DIRECTIONS:
Give every entry again, word for word and in full.
——————
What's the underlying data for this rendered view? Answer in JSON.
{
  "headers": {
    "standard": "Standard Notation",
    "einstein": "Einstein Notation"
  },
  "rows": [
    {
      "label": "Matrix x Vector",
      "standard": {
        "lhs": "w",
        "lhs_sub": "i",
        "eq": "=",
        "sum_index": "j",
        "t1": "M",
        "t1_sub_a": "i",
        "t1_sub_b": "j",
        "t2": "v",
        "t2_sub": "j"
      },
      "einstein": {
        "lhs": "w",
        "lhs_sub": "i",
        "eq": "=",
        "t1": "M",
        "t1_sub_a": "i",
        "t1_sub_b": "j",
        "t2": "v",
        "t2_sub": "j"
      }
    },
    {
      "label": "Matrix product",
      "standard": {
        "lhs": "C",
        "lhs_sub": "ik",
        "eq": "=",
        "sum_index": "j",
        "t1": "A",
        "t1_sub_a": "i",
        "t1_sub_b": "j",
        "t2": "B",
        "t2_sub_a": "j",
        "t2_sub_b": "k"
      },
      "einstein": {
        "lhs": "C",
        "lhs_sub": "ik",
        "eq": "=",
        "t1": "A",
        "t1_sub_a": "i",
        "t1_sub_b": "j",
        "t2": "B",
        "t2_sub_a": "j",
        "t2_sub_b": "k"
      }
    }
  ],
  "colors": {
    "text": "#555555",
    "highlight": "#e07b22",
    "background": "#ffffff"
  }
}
——————
OUTPUT OF THE EXERCISE:
What's the underlying data for this rendered view? Answer in JSON.
{
  "headers": {
    "standard": "Standard Notation",
    "einstein": "Einstein Notation"
  },
  "rows": [
    {
      "label": "Matrix x Vector",
      "standard": {
        "lhs": "w",
        "lhs_sub": "i",
        "eq": "=",
        "sum_index": "j",
        "t1": "M",
        "t1_sub_a": "i",
        "t1_sub_b": "j",
        "t2": "v",
        "t2_sub": "j"
      },
      "einstein": {
        "lhs": "w",
        "lhs_sub": "i",
        "eq": "=",
        "t1": "M",
        "t1_sub_a": "i",
        "t1_sub_b": "j",
        "t2": "v",
        "t2_sub": "j"
      }
    },
    {
      "label": "Matrix product",
      "standard": {
        "lhs": "C",
        "lhs_sub": "ik",
        "eq": "=",
        "sum_index": "j",
        "t1": "A",
        "t1_sub_a": "i",
        "t1_sub_b": "j",
        "t2": "B",
        "t2_sub_a": "j",
        "t2_sub_b": "k"
      },
      "einstein": {
        "lhs": "C",
        "lhs_sub": "ik",
        "eq": "=",
        "t1": "A",
        "t1_sub_a": "i",
        "t1_sub_b": "j",
        "t2": "B",
        "t2_sub_a": "j",
        "t2_sub_b": "k"
      }
    }
  ],
  "colors": {
    "text": "#555555",
    "highlight": "#e07b22",
    "background": "#ffffff"
  }
}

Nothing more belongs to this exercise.